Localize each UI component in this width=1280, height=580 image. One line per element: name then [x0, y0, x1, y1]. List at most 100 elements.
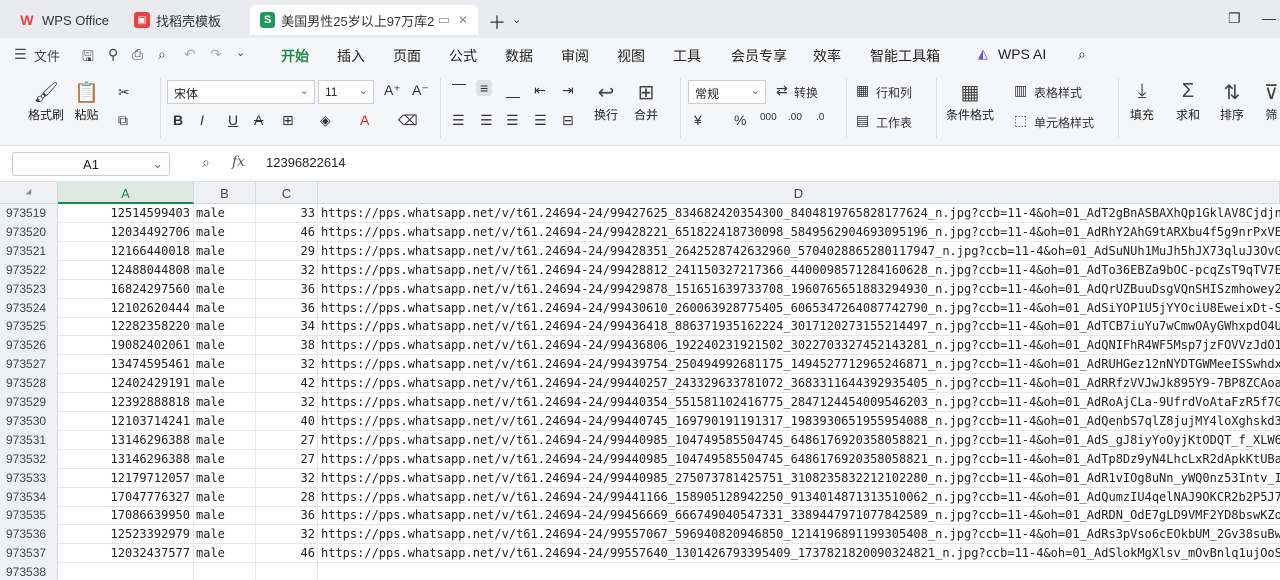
fill-color-icon[interactable]: ◈	[320, 112, 331, 129]
cell-d[interactable]: https://pps.whatsapp.net/v/t61.24694-24/…	[318, 450, 1280, 469]
cell-c[interactable]: 36	[256, 506, 318, 526]
align-center-icon[interactable]: ☰	[480, 112, 493, 129]
cell-d[interactable]: https://pps.whatsapp.net/v/t61.24694-24/…	[318, 393, 1280, 412]
cell-d[interactable]	[318, 563, 1280, 580]
save-icon[interactable]: 🖫	[82, 46, 94, 70]
cell-b[interactable]: male	[194, 393, 256, 412]
cell-b[interactable]: male	[194, 506, 256, 526]
cell-a[interactable]: 13474595461	[58, 355, 194, 375]
cell-b[interactable]: male	[194, 317, 256, 337]
cell-c[interactable]: 29	[256, 241, 318, 261]
search-icon[interactable]: ⌕	[1078, 46, 1086, 63]
cell-b[interactable]: male	[194, 430, 256, 450]
paste-button[interactable]: 📋 粘贴	[74, 80, 99, 123]
menu-review[interactable]: 审阅	[561, 46, 589, 66]
row-number[interactable]: 973524	[0, 298, 58, 318]
redo-icon[interactable]: ↷	[210, 46, 222, 63]
undo-icon[interactable]: ↶	[184, 46, 196, 63]
row-number[interactable]: 973537	[0, 544, 58, 564]
menu-wps-ai[interactable]: WPS AI	[998, 46, 1046, 62]
cell-d[interactable]: https://pps.whatsapp.net/v/t61.24694-24/…	[318, 488, 1280, 507]
row-col-icon[interactable]: ▦	[856, 82, 869, 99]
new-tab-icon[interactable]: ＋	[488, 9, 506, 35]
currency-icon[interactable]: ¥	[694, 112, 702, 128]
tab-templates[interactable]: ▣ 找稻壳模板	[124, 5, 244, 35]
indent-increase-icon[interactable]: ⇥	[562, 82, 574, 99]
cell-a[interactable]: 12166440018	[58, 241, 194, 261]
print-preview-icon[interactable]: ⌕	[158, 46, 166, 63]
cell-a[interactable]: 12488044808	[58, 260, 194, 280]
cell-b[interactable]: male	[194, 449, 256, 469]
cell-c[interactable]: 46	[256, 222, 318, 242]
cell-c[interactable]: 32	[256, 355, 318, 375]
column-header-a[interactable]: A	[58, 182, 194, 204]
row-number[interactable]: 973525	[0, 317, 58, 337]
cell-c[interactable]: 46	[256, 544, 318, 564]
cell-c[interactable]: 32	[256, 260, 318, 280]
cell-a[interactable]	[58, 563, 194, 580]
cell-d[interactable]: https://pps.whatsapp.net/v/t61.24694-24/…	[318, 469, 1280, 488]
restore-window-icon[interactable]: ❐	[1228, 10, 1241, 27]
close-icon[interactable]: ✕	[458, 13, 468, 27]
percent-icon[interactable]: %	[734, 112, 746, 128]
row-number[interactable]: 973521	[0, 241, 58, 261]
strikethrough-icon[interactable]: A	[254, 112, 263, 128]
row-number[interactable]: 973528	[0, 374, 58, 394]
number-format-select[interactable]: 常规 ⌄	[688, 80, 766, 104]
cell-a[interactable]: 12103714241	[58, 411, 194, 431]
column-header-b[interactable]: B	[194, 182, 256, 204]
column-header-d[interactable]: D	[318, 182, 1280, 204]
cell-a[interactable]: 13146296388	[58, 449, 194, 469]
cell-b[interactable]: male	[194, 222, 256, 242]
bold-icon[interactable]: B	[173, 112, 183, 128]
row-number[interactable]: 973533	[0, 468, 58, 488]
cell-d[interactable]: https://pps.whatsapp.net/v/t61.24694-24/…	[318, 506, 1280, 525]
font-color-icon[interactable]: A	[360, 112, 369, 128]
cell-c[interactable]: 27	[256, 430, 318, 450]
cell-style-button[interactable]: 单元格样式	[1034, 114, 1094, 131]
cell-c[interactable]	[256, 563, 318, 580]
cell-d[interactable]: https://pps.whatsapp.net/v/t61.24694-24/…	[318, 280, 1280, 299]
column-header-c[interactable]: C	[256, 182, 318, 204]
formula-input[interactable]: 12396822614	[266, 155, 346, 170]
align-right-icon[interactable]: ☰	[506, 112, 519, 129]
distribute-icon[interactable]: ⊟	[562, 112, 574, 129]
cell-a[interactable]: 17047776327	[58, 487, 194, 507]
cell-d[interactable]: https://pps.whatsapp.net/v/t61.24694-24/…	[318, 355, 1280, 374]
tab-wps-office[interactable]: W WPS Office	[8, 5, 120, 35]
cell-a[interactable]: 19082402061	[58, 336, 194, 356]
cell-d[interactable]: https://pps.whatsapp.net/v/t61.24694-24/…	[318, 317, 1280, 336]
cell-c[interactable]: 38	[256, 336, 318, 356]
function-icon[interactable]: fx	[232, 154, 245, 170]
align-middle-icon[interactable]: ≡	[476, 80, 493, 96]
cell-d[interactable]: https://pps.whatsapp.net/v/t61.24694-24/…	[318, 299, 1280, 318]
menu-data[interactable]: 数据	[505, 46, 533, 66]
cell-b[interactable]: male	[194, 468, 256, 488]
cell-a[interactable]: 17086639950	[58, 506, 194, 526]
cell-b[interactable]: male	[194, 241, 256, 261]
increase-font-icon[interactable]: A⁺	[384, 82, 401, 99]
chevron-down-icon[interactable]: ⌄	[236, 46, 245, 59]
file-menu[interactable]: 文件	[34, 46, 60, 65]
menu-home[interactable]: 开始	[281, 46, 309, 74]
select-all-corner[interactable]: ◢	[0, 182, 58, 204]
clear-format-icon[interactable]: ⌫	[398, 112, 418, 129]
cell-b[interactable]: male	[194, 260, 256, 280]
menu-member[interactable]: 会员专享	[731, 46, 787, 66]
font-name-select[interactable]: 宋体 ⌄	[167, 80, 315, 104]
cell-d[interactable]: https://pps.whatsapp.net/v/t61.24694-24/…	[318, 412, 1280, 431]
cell-b[interactable]: male	[194, 544, 256, 564]
sum-button[interactable]: Σ 求和	[1176, 80, 1200, 123]
convert-icon[interactable]: ⇄	[776, 82, 788, 99]
cell-c[interactable]: 28	[256, 487, 318, 507]
cell-d[interactable]: https://pps.whatsapp.net/v/t61.24694-24/…	[318, 544, 1280, 563]
cell-d[interactable]: https://pps.whatsapp.net/v/t61.24694-24/…	[318, 431, 1280, 450]
worksheet-icon[interactable]: ▤	[856, 112, 869, 129]
cell-c[interactable]: 42	[256, 374, 318, 394]
row-number[interactable]: 973538	[0, 563, 58, 580]
menu-formula[interactable]: 公式	[449, 46, 477, 66]
justify-icon[interactable]: ☰	[534, 112, 547, 129]
row-number[interactable]: 973519	[0, 204, 58, 223]
chevron-down-icon[interactable]: ⌄	[512, 13, 521, 26]
cell-style-icon[interactable]: ⬚	[1014, 112, 1027, 129]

......

Objective »
Give every line of the records above as a Markdown table with the columns Row, holding a running row number, and Content, holding the line itself. Skip blank lines, and leave the pictures out of the answer.

The response »
| Row | Content |
|---|---|
| 1 | Localize each UI component in this width=1280, height=580 image. One line per element: name then [x0, y0, x1, y1]. List at most 100 elements. |
| 2 | fill-color-icon[interactable]: ◈	[320, 112, 331, 129] |
| 3 | cell-d[interactable]: https://pps.whatsapp.net/v/t61.24694-24/…	[318, 450, 1280, 469] |
| 4 | cell-c[interactable]: 36	[256, 506, 318, 526] |
| 5 | align-center-icon[interactable]: ☰	[480, 112, 493, 129] |
| 6 | cell-d[interactable]: https://pps.whatsapp.net/v/t61.24694-24/…	[318, 393, 1280, 412] |
| 7 | cell-d[interactable]	[318, 563, 1280, 580] |
| 8 | save-icon[interactable]: 🖫	[82, 46, 94, 70] |
| 9 | cell-b[interactable]: male	[194, 393, 256, 412] |
| 10 | cell-b[interactable]: male	[194, 506, 256, 526] |
| 11 | cell-a[interactable]: 13474595461	[58, 355, 194, 375] |
| 12 | cell-b[interactable]: male	[194, 317, 256, 337] |
| 13 | cell-c[interactable]: 29	[256, 241, 318, 261] |
| 14 | search-icon[interactable]: ⌕	[1078, 46, 1086, 63] |
| 15 | cell-b[interactable]: male	[194, 430, 256, 450] |
| 16 | paste-button[interactable]: 📋 粘贴	[74, 80, 99, 123] |
| 17 | menu-review[interactable]: 审阅	[561, 46, 589, 66] |
| 18 | row-number[interactable]: 973524	[0, 298, 58, 318] |
| 19 | redo-icon[interactable]: ↷	[210, 46, 222, 63] |
| 20 | undo-icon[interactable]: ↶	[184, 46, 196, 63] |
| 21 | row-number[interactable]: 973537	[0, 544, 58, 564] |
| 22 | menu-wps-ai[interactable]: WPS AI	[998, 46, 1046, 62] |
| 23 | cell-d[interactable]: https://pps.whatsapp.net/v/t61.24694-24/…	[318, 488, 1280, 507] |
| 24 | row-col-icon[interactable]: ▦	[856, 82, 869, 99] |
| 25 | new-tab-icon[interactable]: ＋	[488, 9, 506, 35] |
| 26 | currency-icon[interactable]: ¥	[694, 112, 702, 128] |
| 27 | tab-templates[interactable]: ▣ 找稻壳模板	[124, 5, 244, 35] |
| 28 | indent-increase-icon[interactable]: ⇥	[562, 82, 574, 99] |
| 29 | cell-a[interactable]: 12166440018	[58, 241, 194, 261] |
| 30 | print-preview-icon[interactable]: ⌕	[158, 46, 166, 63] |
| 31 | cell-a[interactable]: 12488044808	[58, 260, 194, 280] |
| 32 | cell-b[interactable]: male	[194, 449, 256, 469] |
| 33 | cell-c[interactable]: 46	[256, 222, 318, 242] |
| 34 | cell-c[interactable]: 32	[256, 355, 318, 375] |
| 35 | column-header-a[interactable]: A	[58, 182, 194, 204] |
| 36 | row-number[interactable]: 973525	[0, 317, 58, 337] |
| 37 | cell-c[interactable]: 46	[256, 544, 318, 564] |
| 38 | cell-c[interactable]: 32	[256, 260, 318, 280] |
| 39 | cell-a[interactable]	[58, 563, 194, 580] |
| 40 | cell-d[interactable]: https://pps.whatsapp.net/v/t61.24694-24/…	[318, 469, 1280, 488] |
| 41 | restore-window-icon[interactable]: ❐	[1228, 10, 1241, 27] |
| 42 | close-icon[interactable]: ✕	[458, 13, 468, 27] |
| 43 | percent-icon[interactable]: %	[734, 112, 746, 128] |
| 44 | row-number[interactable]: 973521	[0, 241, 58, 261] |
| 45 | strikethrough-icon[interactable]: A	[254, 112, 263, 128] |
| 46 | row-number[interactable]: 973528	[0, 374, 58, 394] |
| 47 | number-format-select[interactable]: 常规 ⌄	[688, 80, 766, 104] |
| 48 | cell-a[interactable]: 12103714241	[58, 411, 194, 431] |
| 49 | column-header-b[interactable]: B	[194, 182, 256, 204] |
| 50 | column-header-d[interactable]: D	[318, 182, 1280, 204] |
| 51 | cell-a[interactable]: 13146296388	[58, 449, 194, 469] |
| 52 | cell-b[interactable]: male	[194, 222, 256, 242] |
| 53 | bold-icon[interactable]: B	[173, 112, 183, 128] |
| 54 | row-number[interactable]: 973533	[0, 468, 58, 488] |
| 55 | cell-d[interactable]: https://pps.whatsapp.net/v/t61.24694-24/…	[318, 506, 1280, 525] |
| 56 | font-color-icon[interactable]: A	[360, 112, 369, 128] |
| 57 | cell-c[interactable]: 27	[256, 430, 318, 450] |
| 58 | cell-style-button[interactable]: 单元格样式	[1034, 114, 1094, 131] |
| 59 | cell-c[interactable]	[256, 563, 318, 580] |
| 60 | cell-d[interactable]: https://pps.whatsapp.net/v/t61.24694-24/…	[318, 280, 1280, 299] |
| 61 | column-header-c[interactable]: C	[256, 182, 318, 204] |
| 62 | formula-input[interactable]: 12396822614	[266, 155, 346, 170] |
| 63 | align-right-icon[interactable]: ☰	[506, 112, 519, 129] |
| 64 | distribute-icon[interactable]: ⊟	[562, 112, 574, 129] |
| 65 | cell-a[interactable]: 17047776327	[58, 487, 194, 507] |
| 66 | cell-d[interactable]: https://pps.whatsapp.net/v/t61.24694-24/…	[318, 355, 1280, 374] |
| 67 | tab-wps-office[interactable]: W WPS Office	[8, 5, 120, 35] |
| 68 | cell-a[interactable]: 19082402061	[58, 336, 194, 356] |
| 69 | cell-d[interactable]: https://pps.whatsapp.net/v/t61.24694-24/…	[318, 317, 1280, 336] |
| 70 | cell-c[interactable]: 38	[256, 336, 318, 356] |
| 71 | function-icon[interactable]: fx	[232, 154, 245, 170] |
| 72 | align-middle-icon[interactable]: ≡	[476, 80, 493, 96] |
| 73 | cell-d[interactable]: https://pps.whatsapp.net/v/t61.24694-24/…	[318, 299, 1280, 318] |
| 74 | menu-data[interactable]: 数据	[505, 46, 533, 66] |
| 75 | cell-b[interactable]: male	[194, 468, 256, 488] |
| 76 | cell-a[interactable]: 17086639950	[58, 506, 194, 526] |
| 77 | cell-b[interactable]: male	[194, 241, 256, 261] |
| 78 | increase-font-icon[interactable]: A⁺	[384, 82, 401, 99] |
| 79 | chevron-down-icon[interactable]: ⌄	[236, 46, 245, 59] |
| 80 | file-menu[interactable]: 文件	[34, 46, 60, 65] |
| 81 | menu-home[interactable]: 开始	[281, 46, 309, 74] |
| 82 | select-all-corner[interactable]: ◢	[0, 182, 58, 204] |
| 83 | clear-format-icon[interactable]: ⌫	[398, 112, 418, 129] |
| 84 | cell-b[interactable]: male	[194, 260, 256, 280] |
| 85 | menu-member[interactable]: 会员专享	[731, 46, 787, 66] |
| 86 | font-name-select[interactable]: 宋体 ⌄	[167, 80, 315, 104] |
| 87 | cell-d[interactable]: https://pps.whatsapp.net/v/t61.24694-24/…	[318, 412, 1280, 431] |
| 88 | cell-b[interactable]: male	[194, 544, 256, 564] |
| 89 | sum-button[interactable]: Σ 求和	[1176, 80, 1200, 123] |
| 90 | convert-icon[interactable]: ⇄	[776, 82, 788, 99] |
| 91 | cell-c[interactable]: 28	[256, 487, 318, 507] |
| 92 | cell-d[interactable]: https://pps.whatsapp.net/v/t61.24694-24/…	[318, 544, 1280, 563] |
| 93 | cell-d[interactable]: https://pps.whatsapp.net/v/t61.24694-24/…	[318, 431, 1280, 450] |
| 94 | worksheet-icon[interactable]: ▤	[856, 112, 869, 129] |
| 95 | cell-c[interactable]: 42	[256, 374, 318, 394] |
| 96 | row-number[interactable]: 973538	[0, 563, 58, 580] |
| 97 | menu-formula[interactable]: 公式	[449, 46, 477, 66] |
| 98 | justify-icon[interactable]: ☰	[534, 112, 547, 129] |
| 99 | row-number[interactable]: 973519	[0, 204, 58, 223] |
| 100 | chevron-down-icon[interactable]: ⌄	[512, 13, 521, 26] |
| 101 | cell-style-icon[interactable]: ⬚	[1014, 112, 1027, 129] |